> _EXERCISE DESCRIPTION_
Output the records exactly as they appear, with no pictures included.

> _Stored data_
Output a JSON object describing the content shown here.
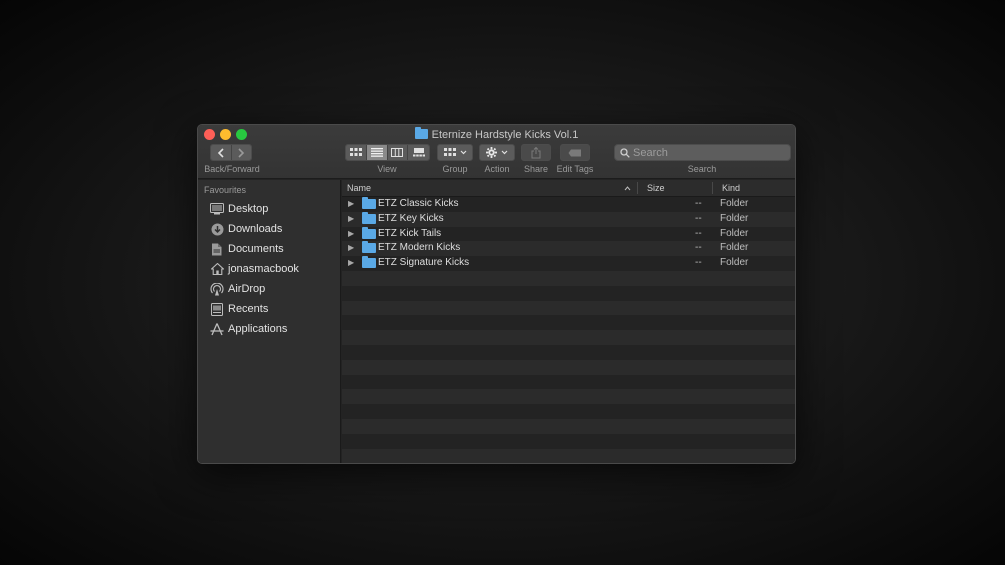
{
  "window": {
    "title": "Eternize Hardstyle Kicks Vol.1"
  },
  "toolbar": {
    "back_forward_label": "Back/Forward",
    "view_label": "View",
    "group_label": "Group",
    "action_label": "Action",
    "share_label": "Share",
    "edit_tags_label": "Edit Tags",
    "search_label": "Search",
    "search_placeholder": "Search"
  },
  "sidebar": {
    "heading": "Favourites",
    "items": [
      {
        "label": "Desktop",
        "icon": "desktop-icon"
      },
      {
        "label": "Downloads",
        "icon": "downloads-icon"
      },
      {
        "label": "Documents",
        "icon": "documents-icon"
      },
      {
        "label": "jonasmacbook",
        "icon": "home-icon"
      },
      {
        "label": "AirDrop",
        "icon": "airdrop-icon"
      },
      {
        "label": "Recents",
        "icon": "recents-icon"
      },
      {
        "label": "Applications",
        "icon": "applications-icon"
      }
    ]
  },
  "columns": {
    "name": "Name",
    "size": "Size",
    "kind": "Kind"
  },
  "files": [
    {
      "name": "ETZ Classic Kicks",
      "size": "--",
      "kind": "Folder"
    },
    {
      "name": "ETZ Key Kicks",
      "size": "--",
      "kind": "Folder"
    },
    {
      "name": "ETZ Kick Tails",
      "size": "--",
      "kind": "Folder"
    },
    {
      "name": "ETZ Modern Kicks",
      "size": "--",
      "kind": "Folder"
    },
    {
      "name": "ETZ Signature Kicks",
      "size": "--",
      "kind": "Folder"
    }
  ],
  "colors": {
    "folder": "#5aa9e6",
    "close": "#fe5f57",
    "minimize": "#febc2e",
    "maximize": "#28c840"
  }
}
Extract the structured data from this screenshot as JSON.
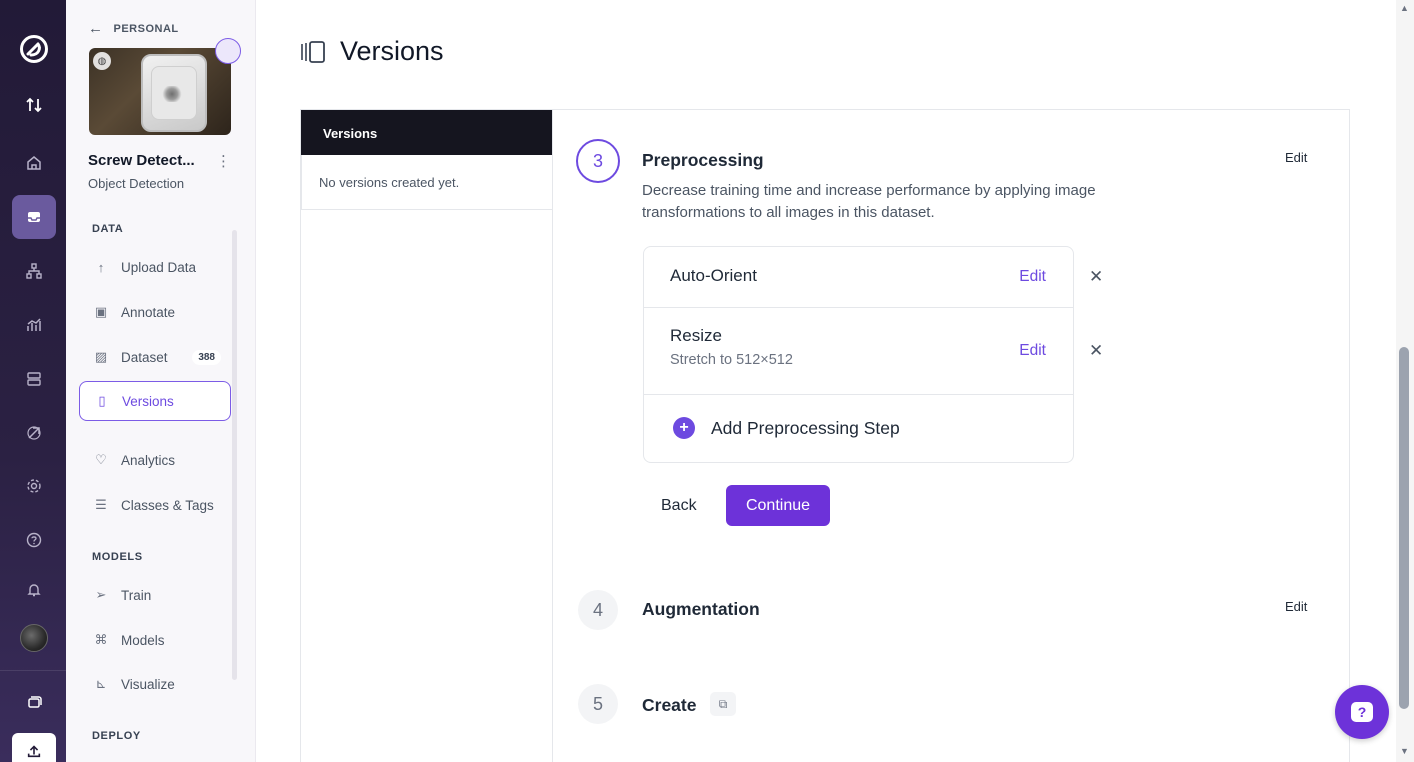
{
  "app": {
    "accent_color": "#6d32d9",
    "rail_icons": [
      "logo-icon",
      "swap-icon",
      "home-icon",
      "inbox-icon",
      "workflow-icon",
      "analytics-icon",
      "database-icon",
      "deploy-icon",
      "settings-icon",
      "help-icon",
      "bell-icon",
      "avatar",
      "stack-icon",
      "upload-icon"
    ]
  },
  "sidebar": {
    "back_label": "PERSONAL",
    "project_name": "Screw Detect...",
    "project_type": "Object Detection",
    "sections": {
      "data": "DATA",
      "models": "MODELS",
      "deploy": "DEPLOY"
    },
    "items": {
      "upload": "Upload Data",
      "annotate": "Annotate",
      "dataset": "Dataset",
      "dataset_count": "388",
      "versions": "Versions",
      "analytics": "Analytics",
      "classes": "Classes & Tags",
      "train": "Train",
      "models": "Models",
      "visualize": "Visualize"
    }
  },
  "main": {
    "title": "Versions",
    "versions_panel": {
      "header": "Versions",
      "empty_text": "No versions created yet."
    },
    "steps": {
      "preprocessing": {
        "number": "3",
        "title": "Preprocessing",
        "edit": "Edit",
        "description": "Decrease training time and increase performance by applying image transformations to all images in this dataset.",
        "items": [
          {
            "name": "Auto-Orient",
            "sub": "",
            "edit": "Edit"
          },
          {
            "name": "Resize",
            "sub": "Stretch to 512×512",
            "edit": "Edit"
          }
        ],
        "add_label": "Add Preprocessing Step",
        "back_label": "Back",
        "continue_label": "Continue"
      },
      "augmentation": {
        "number": "4",
        "title": "Augmentation",
        "edit": "Edit"
      },
      "create": {
        "number": "5",
        "title": "Create"
      }
    }
  },
  "help_button": {
    "icon": "help-chat-icon"
  }
}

> _FINAL RESULT_
Output a JSON object describing the content shown here.
{
  "window": {
    "title": "Eternize Hardstyle Kicks Vol.1"
  },
  "toolbar": {
    "back_forward_label": "Back/Forward",
    "view_label": "View",
    "group_label": "Group",
    "action_label": "Action",
    "share_label": "Share",
    "edit_tags_label": "Edit Tags",
    "search_label": "Search",
    "search_placeholder": "Search"
  },
  "sidebar": {
    "heading": "Favourites",
    "items": [
      {
        "label": "Desktop",
        "icon": "desktop-icon"
      },
      {
        "label": "Downloads",
        "icon": "downloads-icon"
      },
      {
        "label": "Documents",
        "icon": "documents-icon"
      },
      {
        "label": "jonasmacbook",
        "icon": "home-icon"
      },
      {
        "label": "AirDrop",
        "icon": "airdrop-icon"
      },
      {
        "label": "Recents",
        "icon": "recents-icon"
      },
      {
        "label": "Applications",
        "icon": "applications-icon"
      }
    ]
  },
  "columns": {
    "name": "Name",
    "size": "Size",
    "kind": "Kind"
  },
  "files": [
    {
      "name": "ETZ Classic Kicks",
      "size": "--",
      "kind": "Folder"
    },
    {
      "name": "ETZ Key Kicks",
      "size": "--",
      "kind": "Folder"
    },
    {
      "name": "ETZ Kick Tails",
      "size": "--",
      "kind": "Folder"
    },
    {
      "name": "ETZ Modern Kicks",
      "size": "--",
      "kind": "Folder"
    },
    {
      "name": "ETZ Signature Kicks",
      "size": "--",
      "kind": "Folder"
    }
  ],
  "colors": {
    "folder": "#5aa9e6",
    "close": "#fe5f57",
    "minimize": "#febc2e",
    "maximize": "#28c840"
  }
}
Extract the structured data from this screenshot as JSON.
{
  "app": {
    "accent_color": "#6d32d9",
    "rail_icons": [
      "logo-icon",
      "swap-icon",
      "home-icon",
      "inbox-icon",
      "workflow-icon",
      "analytics-icon",
      "database-icon",
      "deploy-icon",
      "settings-icon",
      "help-icon",
      "bell-icon",
      "avatar",
      "stack-icon",
      "upload-icon"
    ]
  },
  "sidebar": {
    "back_label": "PERSONAL",
    "project_name": "Screw Detect...",
    "project_type": "Object Detection",
    "sections": {
      "data": "DATA",
      "models": "MODELS",
      "deploy": "DEPLOY"
    },
    "items": {
      "upload": "Upload Data",
      "annotate": "Annotate",
      "dataset": "Dataset",
      "dataset_count": "388",
      "versions": "Versions",
      "analytics": "Analytics",
      "classes": "Classes & Tags",
      "train": "Train",
      "models": "Models",
      "visualize": "Visualize"
    }
  },
  "main": {
    "title": "Versions",
    "versions_panel": {
      "header": "Versions",
      "empty_text": "No versions created yet."
    },
    "steps": {
      "preprocessing": {
        "number": "3",
        "title": "Preprocessing",
        "edit": "Edit",
        "description": "Decrease training time and increase performance by applying image transformations to all images in this dataset.",
        "items": [
          {
            "name": "Auto-Orient",
            "sub": "",
            "edit": "Edit"
          },
          {
            "name": "Resize",
            "sub": "Stretch to 512×512",
            "edit": "Edit"
          }
        ],
        "add_label": "Add Preprocessing Step",
        "back_label": "Back",
        "continue_label": "Continue"
      },
      "augmentation": {
        "number": "4",
        "title": "Augmentation",
        "edit": "Edit"
      },
      "create": {
        "number": "5",
        "title": "Create"
      }
    }
  },
  "help_button": {
    "icon": "help-chat-icon"
  }
}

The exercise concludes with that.